» Task details: Emit the data below verbatim, stripping out any pictures.

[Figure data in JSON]
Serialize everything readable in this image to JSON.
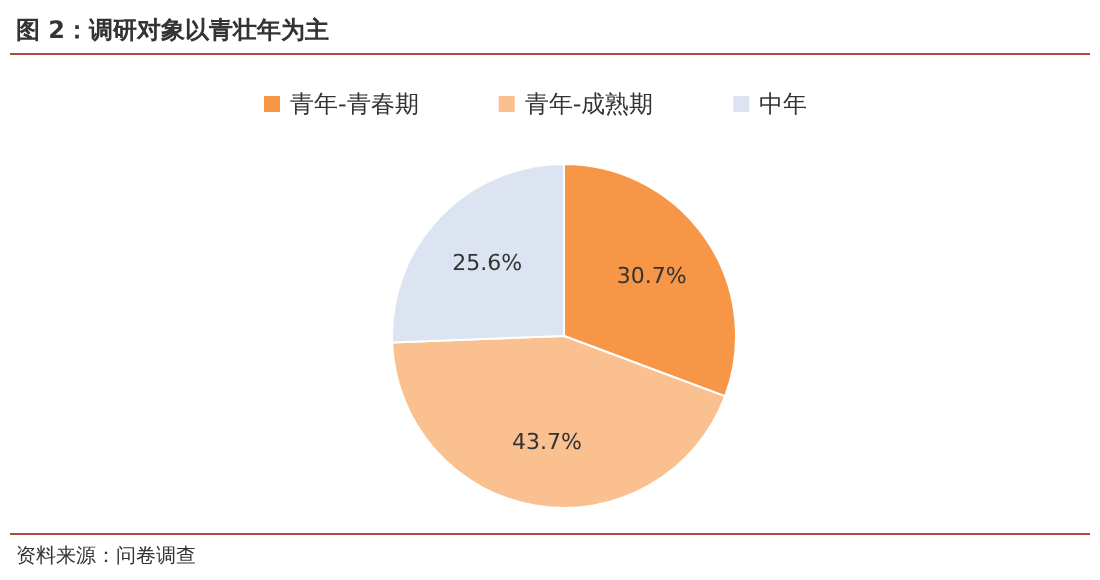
{
  "chart_data": {
    "type": "pie",
    "title": "图 2：调研对象以青壮年为主",
    "categories": [
      "青年-青春期",
      "青年-成熟期",
      "中年"
    ],
    "values": [
      30.7,
      43.7,
      25.6
    ],
    "colors": [
      "#f79646",
      "#fac090",
      "#dce4f2"
    ],
    "value_labels": [
      "30.7%",
      "43.7%",
      "25.6%"
    ],
    "legend": "top",
    "annotations": [
      "资料来源：问卷调查"
    ]
  }
}
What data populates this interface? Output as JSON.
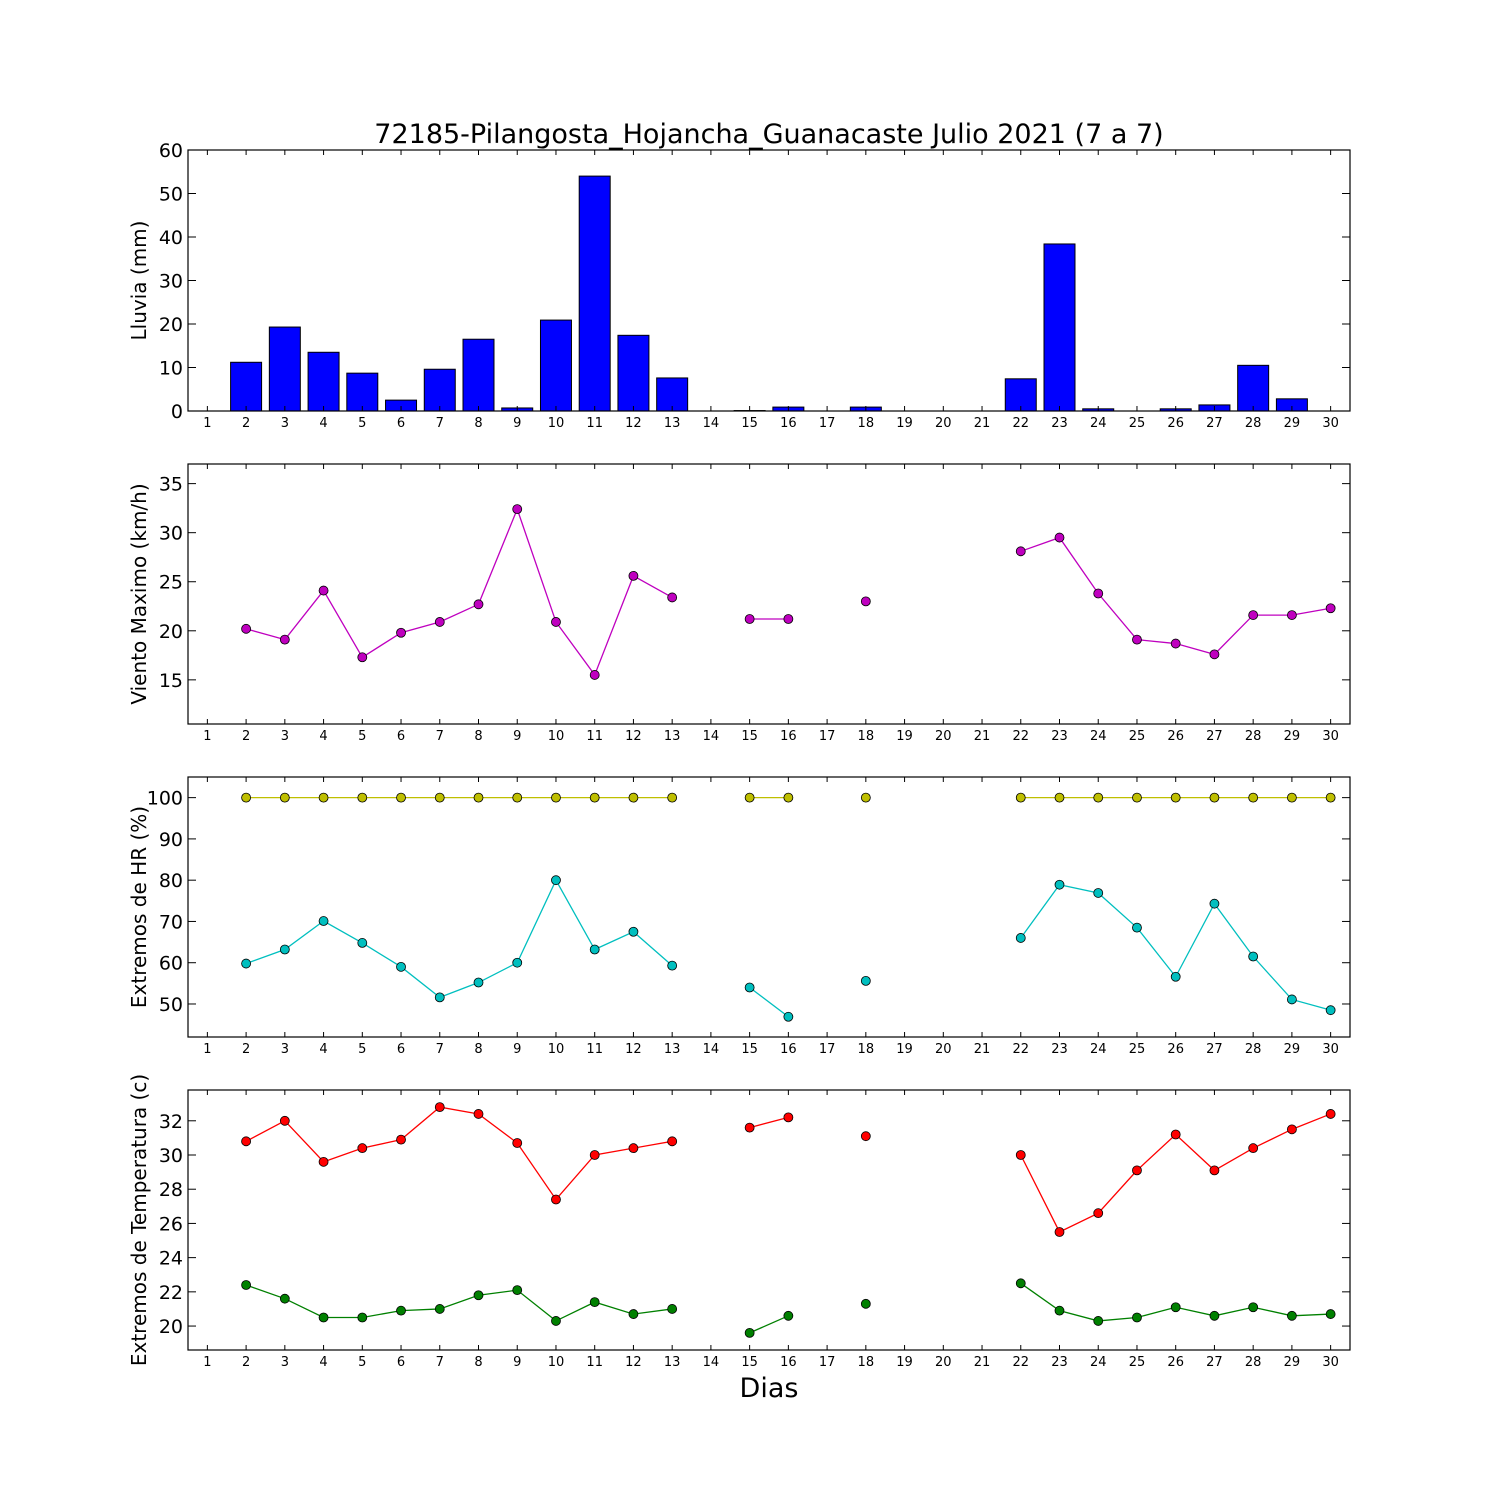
{
  "title": "72185-Pilangosta_Hojancha_Guanacaste Julio 2021  (7 a 7)",
  "chart_data": [
    {
      "type": "bar",
      "ylabel": "Lluvia (mm)",
      "ylim": [
        0,
        60
      ],
      "yticks": [
        0,
        10,
        20,
        30,
        40,
        50,
        60
      ],
      "categories": [
        1,
        2,
        3,
        4,
        5,
        6,
        7,
        8,
        9,
        10,
        11,
        12,
        13,
        14,
        15,
        16,
        17,
        18,
        19,
        20,
        21,
        22,
        23,
        24,
        25,
        26,
        27,
        28,
        29,
        30
      ],
      "series": [
        {
          "color": "#0000ff",
          "values": [
            0,
            11.2,
            19.3,
            13.5,
            8.7,
            2.5,
            9.6,
            16.5,
            0.7,
            20.9,
            54.0,
            17.4,
            7.6,
            0,
            0.1,
            0.9,
            0,
            0.9,
            0,
            0,
            0,
            7.4,
            38.4,
            0.5,
            0,
            0.5,
            1.4,
            10.5,
            2.8,
            0
          ]
        }
      ]
    },
    {
      "type": "line",
      "ylabel": "Viento Maximo (km/h)",
      "ylim": [
        10.5,
        37
      ],
      "yticks": [
        15,
        20,
        25,
        30,
        35
      ],
      "categories": [
        1,
        2,
        3,
        4,
        5,
        6,
        7,
        8,
        9,
        10,
        11,
        12,
        13,
        14,
        15,
        16,
        17,
        18,
        19,
        20,
        21,
        22,
        23,
        24,
        25,
        26,
        27,
        28,
        29,
        30
      ],
      "series": [
        {
          "color": "#bf00bf",
          "values": [
            null,
            20.2,
            19.1,
            24.1,
            17.3,
            19.8,
            20.9,
            22.7,
            32.4,
            20.9,
            15.5,
            25.6,
            23.4,
            null,
            21.2,
            21.2,
            null,
            23.0,
            null,
            null,
            null,
            28.1,
            29.5,
            23.8,
            19.1,
            18.7,
            17.6,
            21.6,
            21.6,
            22.3
          ]
        }
      ]
    },
    {
      "type": "line",
      "ylabel": "Extremos de HR (%)",
      "ylim": [
        42,
        105
      ],
      "yticks": [
        50,
        60,
        70,
        80,
        90,
        100
      ],
      "categories": [
        1,
        2,
        3,
        4,
        5,
        6,
        7,
        8,
        9,
        10,
        11,
        12,
        13,
        14,
        15,
        16,
        17,
        18,
        19,
        20,
        21,
        22,
        23,
        24,
        25,
        26,
        27,
        28,
        29,
        30
      ],
      "series": [
        {
          "color": "#bfbf00",
          "values": [
            null,
            100,
            100,
            100,
            100,
            100,
            100,
            100,
            100,
            100,
            100,
            100,
            100,
            null,
            100,
            100,
            null,
            100,
            null,
            null,
            null,
            100,
            100,
            100,
            100,
            100,
            100,
            100,
            100,
            100
          ]
        },
        {
          "color": "#00bfbf",
          "values": [
            null,
            59.8,
            63.2,
            70.1,
            64.8,
            59.0,
            51.6,
            55.2,
            60.0,
            80.0,
            63.2,
            67.5,
            59.3,
            null,
            54.0,
            46.9,
            null,
            55.6,
            null,
            null,
            null,
            66.0,
            78.9,
            76.9,
            68.5,
            56.6,
            74.3,
            61.5,
            51.1,
            48.5
          ]
        }
      ]
    },
    {
      "type": "line",
      "ylabel": "Extremos de Temperatura (c)",
      "xlabel": "Dias",
      "ylim": [
        18.6,
        33.8
      ],
      "yticks": [
        20,
        22,
        24,
        26,
        28,
        30,
        32
      ],
      "categories": [
        1,
        2,
        3,
        4,
        5,
        6,
        7,
        8,
        9,
        10,
        11,
        12,
        13,
        14,
        15,
        16,
        17,
        18,
        19,
        20,
        21,
        22,
        23,
        24,
        25,
        26,
        27,
        28,
        29,
        30
      ],
      "series": [
        {
          "color": "#ff0000",
          "values": [
            null,
            30.8,
            32.0,
            29.6,
            30.4,
            30.9,
            32.8,
            32.4,
            30.7,
            27.4,
            30.0,
            30.4,
            30.8,
            null,
            31.6,
            32.2,
            null,
            31.1,
            null,
            null,
            null,
            30.0,
            25.5,
            26.6,
            29.1,
            31.2,
            29.1,
            30.4,
            31.5,
            32.4
          ]
        },
        {
          "color": "#008000",
          "values": [
            null,
            22.4,
            21.6,
            20.5,
            20.5,
            20.9,
            21.0,
            21.8,
            22.1,
            20.3,
            21.4,
            20.7,
            21.0,
            null,
            19.6,
            20.6,
            null,
            21.3,
            null,
            null,
            null,
            22.5,
            20.9,
            20.3,
            20.5,
            21.1,
            20.6,
            21.1,
            20.6,
            20.7
          ]
        }
      ]
    }
  ]
}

» Solution for this problem:
Serialize everything readable in this image to JSON.
{
  "chart_data": {
    "type": "pie",
    "title": "图 2：调研对象以青壮年为主",
    "categories": [
      "青年-青春期",
      "青年-成熟期",
      "中年"
    ],
    "values": [
      30.7,
      43.7,
      25.6
    ],
    "colors": [
      "#f79646",
      "#fac090",
      "#dce4f2"
    ],
    "value_labels": [
      "30.7%",
      "43.7%",
      "25.6%"
    ],
    "legend": "top",
    "annotations": [
      "资料来源：问卷调查"
    ]
  }
}
What data populates this interface? Output as JSON.
{
  "title": "72185-Pilangosta_Hojancha_Guanacaste Julio 2021  (7 a 7)",
  "chart_data": [
    {
      "type": "bar",
      "ylabel": "Lluvia (mm)",
      "ylim": [
        0,
        60
      ],
      "yticks": [
        0,
        10,
        20,
        30,
        40,
        50,
        60
      ],
      "categories": [
        1,
        2,
        3,
        4,
        5,
        6,
        7,
        8,
        9,
        10,
        11,
        12,
        13,
        14,
        15,
        16,
        17,
        18,
        19,
        20,
        21,
        22,
        23,
        24,
        25,
        26,
        27,
        28,
        29,
        30
      ],
      "series": [
        {
          "color": "#0000ff",
          "values": [
            0,
            11.2,
            19.3,
            13.5,
            8.7,
            2.5,
            9.6,
            16.5,
            0.7,
            20.9,
            54.0,
            17.4,
            7.6,
            0,
            0.1,
            0.9,
            0,
            0.9,
            0,
            0,
            0,
            7.4,
            38.4,
            0.5,
            0,
            0.5,
            1.4,
            10.5,
            2.8,
            0
          ]
        }
      ]
    },
    {
      "type": "line",
      "ylabel": "Viento Maximo (km/h)",
      "ylim": [
        10.5,
        37
      ],
      "yticks": [
        15,
        20,
        25,
        30,
        35
      ],
      "categories": [
        1,
        2,
        3,
        4,
        5,
        6,
        7,
        8,
        9,
        10,
        11,
        12,
        13,
        14,
        15,
        16,
        17,
        18,
        19,
        20,
        21,
        22,
        23,
        24,
        25,
        26,
        27,
        28,
        29,
        30
      ],
      "series": [
        {
          "color": "#bf00bf",
          "values": [
            null,
            20.2,
            19.1,
            24.1,
            17.3,
            19.8,
            20.9,
            22.7,
            32.4,
            20.9,
            15.5,
            25.6,
            23.4,
            null,
            21.2,
            21.2,
            null,
            23.0,
            null,
            null,
            null,
            28.1,
            29.5,
            23.8,
            19.1,
            18.7,
            17.6,
            21.6,
            21.6,
            22.3
          ]
        }
      ]
    },
    {
      "type": "line",
      "ylabel": "Extremos de HR (%)",
      "ylim": [
        42,
        105
      ],
      "yticks": [
        50,
        60,
        70,
        80,
        90,
        100
      ],
      "categories": [
        1,
        2,
        3,
        4,
        5,
        6,
        7,
        8,
        9,
        10,
        11,
        12,
        13,
        14,
        15,
        16,
        17,
        18,
        19,
        20,
        21,
        22,
        23,
        24,
        25,
        26,
        27,
        28,
        29,
        30
      ],
      "series": [
        {
          "color": "#bfbf00",
          "values": [
            null,
            100,
            100,
            100,
            100,
            100,
            100,
            100,
            100,
            100,
            100,
            100,
            100,
            null,
            100,
            100,
            null,
            100,
            null,
            null,
            null,
            100,
            100,
            100,
            100,
            100,
            100,
            100,
            100,
            100
          ]
        },
        {
          "color": "#00bfbf",
          "values": [
            null,
            59.8,
            63.2,
            70.1,
            64.8,
            59.0,
            51.6,
            55.2,
            60.0,
            80.0,
            63.2,
            67.5,
            59.3,
            null,
            54.0,
            46.9,
            null,
            55.6,
            null,
            null,
            null,
            66.0,
            78.9,
            76.9,
            68.5,
            56.6,
            74.3,
            61.5,
            51.1,
            48.5
          ]
        }
      ]
    },
    {
      "type": "line",
      "ylabel": "Extremos de Temperatura (c)",
      "xlabel": "Dias",
      "ylim": [
        18.6,
        33.8
      ],
      "yticks": [
        20,
        22,
        24,
        26,
        28,
        30,
        32
      ],
      "categories": [
        1,
        2,
        3,
        4,
        5,
        6,
        7,
        8,
        9,
        10,
        11,
        12,
        13,
        14,
        15,
        16,
        17,
        18,
        19,
        20,
        21,
        22,
        23,
        24,
        25,
        26,
        27,
        28,
        29,
        30
      ],
      "series": [
        {
          "color": "#ff0000",
          "values": [
            null,
            30.8,
            32.0,
            29.6,
            30.4,
            30.9,
            32.8,
            32.4,
            30.7,
            27.4,
            30.0,
            30.4,
            30.8,
            null,
            31.6,
            32.2,
            null,
            31.1,
            null,
            null,
            null,
            30.0,
            25.5,
            26.6,
            29.1,
            31.2,
            29.1,
            30.4,
            31.5,
            32.4
          ]
        },
        {
          "color": "#008000",
          "values": [
            null,
            22.4,
            21.6,
            20.5,
            20.5,
            20.9,
            21.0,
            21.8,
            22.1,
            20.3,
            21.4,
            20.7,
            21.0,
            null,
            19.6,
            20.6,
            null,
            21.3,
            null,
            null,
            null,
            22.5,
            20.9,
            20.3,
            20.5,
            21.1,
            20.6,
            21.1,
            20.6,
            20.7
          ]
        }
      ]
    }
  ]
}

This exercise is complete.